## Extracted data

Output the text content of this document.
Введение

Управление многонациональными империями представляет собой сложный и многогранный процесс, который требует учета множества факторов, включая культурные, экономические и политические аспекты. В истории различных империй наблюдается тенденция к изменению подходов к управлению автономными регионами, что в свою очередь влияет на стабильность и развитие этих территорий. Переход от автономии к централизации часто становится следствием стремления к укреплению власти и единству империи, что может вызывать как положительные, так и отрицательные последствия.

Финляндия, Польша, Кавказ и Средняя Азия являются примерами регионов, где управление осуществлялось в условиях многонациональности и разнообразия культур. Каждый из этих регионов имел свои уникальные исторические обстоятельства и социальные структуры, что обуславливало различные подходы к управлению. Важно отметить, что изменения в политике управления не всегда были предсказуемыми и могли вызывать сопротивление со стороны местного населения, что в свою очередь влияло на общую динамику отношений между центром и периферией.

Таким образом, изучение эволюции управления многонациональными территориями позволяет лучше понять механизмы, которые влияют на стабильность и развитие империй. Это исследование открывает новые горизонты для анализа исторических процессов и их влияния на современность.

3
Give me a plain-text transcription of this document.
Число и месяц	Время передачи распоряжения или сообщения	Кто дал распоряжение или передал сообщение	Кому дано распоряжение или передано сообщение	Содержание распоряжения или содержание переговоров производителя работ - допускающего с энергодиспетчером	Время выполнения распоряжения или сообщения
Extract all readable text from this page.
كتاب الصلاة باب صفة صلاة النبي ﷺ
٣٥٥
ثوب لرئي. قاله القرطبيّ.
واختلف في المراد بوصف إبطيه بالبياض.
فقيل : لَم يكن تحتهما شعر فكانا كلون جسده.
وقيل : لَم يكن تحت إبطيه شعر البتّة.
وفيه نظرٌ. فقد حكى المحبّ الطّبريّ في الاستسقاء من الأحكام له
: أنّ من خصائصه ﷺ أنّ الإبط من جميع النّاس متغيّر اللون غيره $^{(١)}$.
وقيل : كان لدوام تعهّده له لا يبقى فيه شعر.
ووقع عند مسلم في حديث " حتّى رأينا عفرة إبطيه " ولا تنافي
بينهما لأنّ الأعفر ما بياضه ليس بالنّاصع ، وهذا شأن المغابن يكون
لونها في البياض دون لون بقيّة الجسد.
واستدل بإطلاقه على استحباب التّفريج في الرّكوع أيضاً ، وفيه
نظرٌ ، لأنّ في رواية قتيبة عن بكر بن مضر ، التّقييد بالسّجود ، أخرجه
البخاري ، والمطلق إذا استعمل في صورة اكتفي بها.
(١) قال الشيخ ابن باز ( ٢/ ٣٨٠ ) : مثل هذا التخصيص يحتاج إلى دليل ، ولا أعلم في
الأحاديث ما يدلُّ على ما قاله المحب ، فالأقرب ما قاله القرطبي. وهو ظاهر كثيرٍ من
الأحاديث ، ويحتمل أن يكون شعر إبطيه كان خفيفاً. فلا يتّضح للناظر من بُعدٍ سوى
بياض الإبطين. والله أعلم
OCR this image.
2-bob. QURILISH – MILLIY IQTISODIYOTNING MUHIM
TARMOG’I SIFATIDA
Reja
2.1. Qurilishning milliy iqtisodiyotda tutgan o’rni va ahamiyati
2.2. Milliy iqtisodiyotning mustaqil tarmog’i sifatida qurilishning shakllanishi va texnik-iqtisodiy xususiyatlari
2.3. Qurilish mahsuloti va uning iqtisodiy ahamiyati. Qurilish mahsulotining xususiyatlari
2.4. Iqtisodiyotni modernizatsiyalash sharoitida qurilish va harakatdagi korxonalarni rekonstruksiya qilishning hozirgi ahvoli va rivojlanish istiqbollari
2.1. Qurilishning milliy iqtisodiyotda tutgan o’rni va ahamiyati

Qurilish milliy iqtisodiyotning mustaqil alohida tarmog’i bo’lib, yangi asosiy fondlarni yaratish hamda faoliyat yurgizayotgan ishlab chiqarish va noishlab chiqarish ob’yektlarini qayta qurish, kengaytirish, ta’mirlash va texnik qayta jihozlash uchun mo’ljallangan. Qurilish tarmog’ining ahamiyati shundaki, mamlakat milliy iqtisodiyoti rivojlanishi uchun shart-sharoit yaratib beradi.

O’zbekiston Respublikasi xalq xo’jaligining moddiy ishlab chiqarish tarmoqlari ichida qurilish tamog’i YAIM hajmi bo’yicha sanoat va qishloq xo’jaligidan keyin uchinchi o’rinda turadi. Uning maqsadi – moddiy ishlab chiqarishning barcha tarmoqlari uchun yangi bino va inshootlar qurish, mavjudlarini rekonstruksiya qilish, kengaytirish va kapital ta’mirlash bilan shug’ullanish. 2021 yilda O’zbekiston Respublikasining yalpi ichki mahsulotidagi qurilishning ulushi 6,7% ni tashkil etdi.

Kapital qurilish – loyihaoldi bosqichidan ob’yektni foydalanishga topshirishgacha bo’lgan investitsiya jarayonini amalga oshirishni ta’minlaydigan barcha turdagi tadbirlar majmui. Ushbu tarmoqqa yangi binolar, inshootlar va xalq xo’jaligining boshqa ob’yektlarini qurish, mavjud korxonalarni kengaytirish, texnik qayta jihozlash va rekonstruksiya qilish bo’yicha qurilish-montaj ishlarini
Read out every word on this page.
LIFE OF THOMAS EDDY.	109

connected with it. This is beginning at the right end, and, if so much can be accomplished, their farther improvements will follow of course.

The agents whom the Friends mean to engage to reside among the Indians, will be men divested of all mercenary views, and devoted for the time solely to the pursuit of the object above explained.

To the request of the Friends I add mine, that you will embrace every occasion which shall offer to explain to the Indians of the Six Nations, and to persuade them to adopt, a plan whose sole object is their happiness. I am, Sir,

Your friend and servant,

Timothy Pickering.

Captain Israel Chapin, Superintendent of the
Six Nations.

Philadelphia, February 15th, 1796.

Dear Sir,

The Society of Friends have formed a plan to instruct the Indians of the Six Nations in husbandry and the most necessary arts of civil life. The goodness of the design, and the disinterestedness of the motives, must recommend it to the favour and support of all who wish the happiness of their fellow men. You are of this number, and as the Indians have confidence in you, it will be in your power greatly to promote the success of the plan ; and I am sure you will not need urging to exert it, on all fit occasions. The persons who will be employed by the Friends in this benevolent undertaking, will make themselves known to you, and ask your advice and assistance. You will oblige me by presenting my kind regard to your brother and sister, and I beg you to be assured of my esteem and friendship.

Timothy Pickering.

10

## What needs to be done
Return the material in full, exactly as shown.

## Exercise output
Output the text content of this document.
Введение

Управление многонациональными империями представляет собой сложный и многогранный процесс, который требует учета множества факторов, включая культурные, экономические и политические аспекты. В истории различных империй наблюдается тенденция к изменению подходов к управлению автономными регионами, что в свою очередь влияет на стабильность и развитие этих территорий. Переход от автономии к централизации часто становится следствием стремления к укреплению власти и единству империи, что может вызывать как положительные, так и отрицательные последствия.

Финляндия, Польша, Кавказ и Средняя Азия являются примерами регионов, где управление осуществлялось в условиях многонациональности и разнообразия культур. Каждый из этих регионов имел свои уникальные исторические обстоятельства и социальные структуры, что обуславливало различные подходы к управлению. Важно отметить, что изменения в политике управления не всегда были предсказуемыми и могли вызывать сопротивление со стороны местного населения, что в свою очередь влияло на общую динамику отношений между центром и периферией.

Таким образом, изучение эволюции управления многонациональными территориями позволяет лучше понять механизмы, которые влияют на стабильность и развитие империй. Это исследование открывает новые горизонты для анализа исторических процессов и их влияния на современность.

3
Give me a plain-text transcription of this document.
Число и месяц	Время передачи распоряжения или сообщения	Кто дал распоряжение или передал сообщение	Кому дано распоряжение или передано сообщение	Содержание распоряжения или содержание переговоров производителя работ - допускающего с энергодиспетчером	Время выполнения распоряжения или сообщения
Extract all readable text from this page.
كتاب الصلاة باب صفة صلاة النبي ﷺ
٣٥٥
ثوب لرئي. قاله القرطبيّ.
واختلف في المراد بوصف إبطيه بالبياض.
فقيل : لَم يكن تحتهما شعر فكانا كلون جسده.
وقيل : لَم يكن تحت إبطيه شعر البتّة.
وفيه نظرٌ. فقد حكى المحبّ الطّبريّ في الاستسقاء من الأحكام له
: أنّ من خصائصه ﷺ أنّ الإبط من جميع النّاس متغيّر اللون غيره $^{(١)}$.
وقيل : كان لدوام تعهّده له لا يبقى فيه شعر.
ووقع عند مسلم في حديث " حتّى رأينا عفرة إبطيه " ولا تنافي
بينهما لأنّ الأعفر ما بياضه ليس بالنّاصع ، وهذا شأن المغابن يكون
لونها في البياض دون لون بقيّة الجسد.
واستدل بإطلاقه على استحباب التّفريج في الرّكوع أيضاً ، وفيه
نظرٌ ، لأنّ في رواية قتيبة عن بكر بن مضر ، التّقييد بالسّجود ، أخرجه
البخاري ، والمطلق إذا استعمل في صورة اكتفي بها.
(١) قال الشيخ ابن باز ( ٢/ ٣٨٠ ) : مثل هذا التخصيص يحتاج إلى دليل ، ولا أعلم في
الأحاديث ما يدلُّ على ما قاله المحب ، فالأقرب ما قاله القرطبي. وهو ظاهر كثيرٍ من
الأحاديث ، ويحتمل أن يكون شعر إبطيه كان خفيفاً. فلا يتّضح للناظر من بُعدٍ سوى
بياض الإبطين. والله أعلم
OCR this image.
2-bob. QURILISH – MILLIY IQTISODIYOTNING MUHIM
TARMOG’I SIFATIDA
Reja
2.1. Qurilishning milliy iqtisodiyotda tutgan o’rni va ahamiyati
2.2. Milliy iqtisodiyotning mustaqil tarmog’i sifatida qurilishning shakllanishi va texnik-iqtisodiy xususiyatlari
2.3. Qurilish mahsuloti va uning iqtisodiy ahamiyati. Qurilish mahsulotining xususiyatlari
2.4. Iqtisodiyotni modernizatsiyalash sharoitida qurilish va harakatdagi korxonalarni rekonstruksiya qilishning hozirgi ahvoli va rivojlanish istiqbollari
2.1. Qurilishning milliy iqtisodiyotda tutgan o’rni va ahamiyati

Qurilish milliy iqtisodiyotning mustaqil alohida tarmog’i bo’lib, yangi asosiy fondlarni yaratish hamda faoliyat yurgizayotgan ishlab chiqarish va noishlab chiqarish ob’yektlarini qayta qurish, kengaytirish, ta’mirlash va texnik qayta jihozlash uchun mo’ljallangan. Qurilish tarmog’ining ahamiyati shundaki, mamlakat milliy iqtisodiyoti rivojlanishi uchun shart-sharoit yaratib beradi.

O’zbekiston Respublikasi xalq xo’jaligining moddiy ishlab chiqarish tarmoqlari ichida qurilish tamog’i YAIM hajmi bo’yicha sanoat va qishloq xo’jaligidan keyin uchinchi o’rinda turadi. Uning maqsadi – moddiy ishlab chiqarishning barcha tarmoqlari uchun yangi bino va inshootlar qurish, mavjudlarini rekonstruksiya qilish, kengaytirish va kapital ta’mirlash bilan shug’ullanish. 2021 yilda O’zbekiston Respublikasining yalpi ichki mahsulotidagi qurilishning ulushi 6,7% ni tashkil etdi.

Kapital qurilish – loyihaoldi bosqichidan ob’yektni foydalanishga topshirishgacha bo’lgan investitsiya jarayonini amalga oshirishni ta’minlaydigan barcha turdagi tadbirlar majmui. Ushbu tarmoqqa yangi binolar, inshootlar va xalq xo’jaligining boshqa ob’yektlarini qurish, mavjud korxonalarni kengaytirish, texnik qayta jihozlash va rekonstruksiya qilish bo’yicha qurilish-montaj ishlarini
Read out every word on this page.
LIFE OF THOMAS EDDY.	109

connected with it. This is beginning at the right end, and, if so much can be accomplished, their farther improvements will follow of course.

The agents whom the Friends mean to engage to reside among the Indians, will be men divested of all mercenary views, and devoted for the time solely to the pursuit of the object above explained.

To the request of the Friends I add mine, that you will embrace every occasion which shall offer to explain to the Indians of the Six Nations, and to persuade them to adopt, a plan whose sole object is their happiness. I am, Sir,

Your friend and servant,

Timothy Pickering.

Captain Israel Chapin, Superintendent of the
Six Nations.

Philadelphia, February 15th, 1796.

Dear Sir,

The Society of Friends have formed a plan to instruct the Indians of the Six Nations in husbandry and the most necessary arts of civil life. The goodness of the design, and the disinterestedness of the motives, must recommend it to the favour and support of all who wish the happiness of their fellow men. You are of this number, and as the Indians have confidence in you, it will be in your power greatly to promote the success of the plan ; and I am sure you will not need urging to exert it, on all fit occasions. The persons who will be employed by the Friends in this benevolent undertaking, will make themselves known to you, and ask your advice and assistance. You will oblige me by presenting my kind regard to your brother and sister, and I beg you to be assured of my esteem and friendship.

Timothy Pickering.

10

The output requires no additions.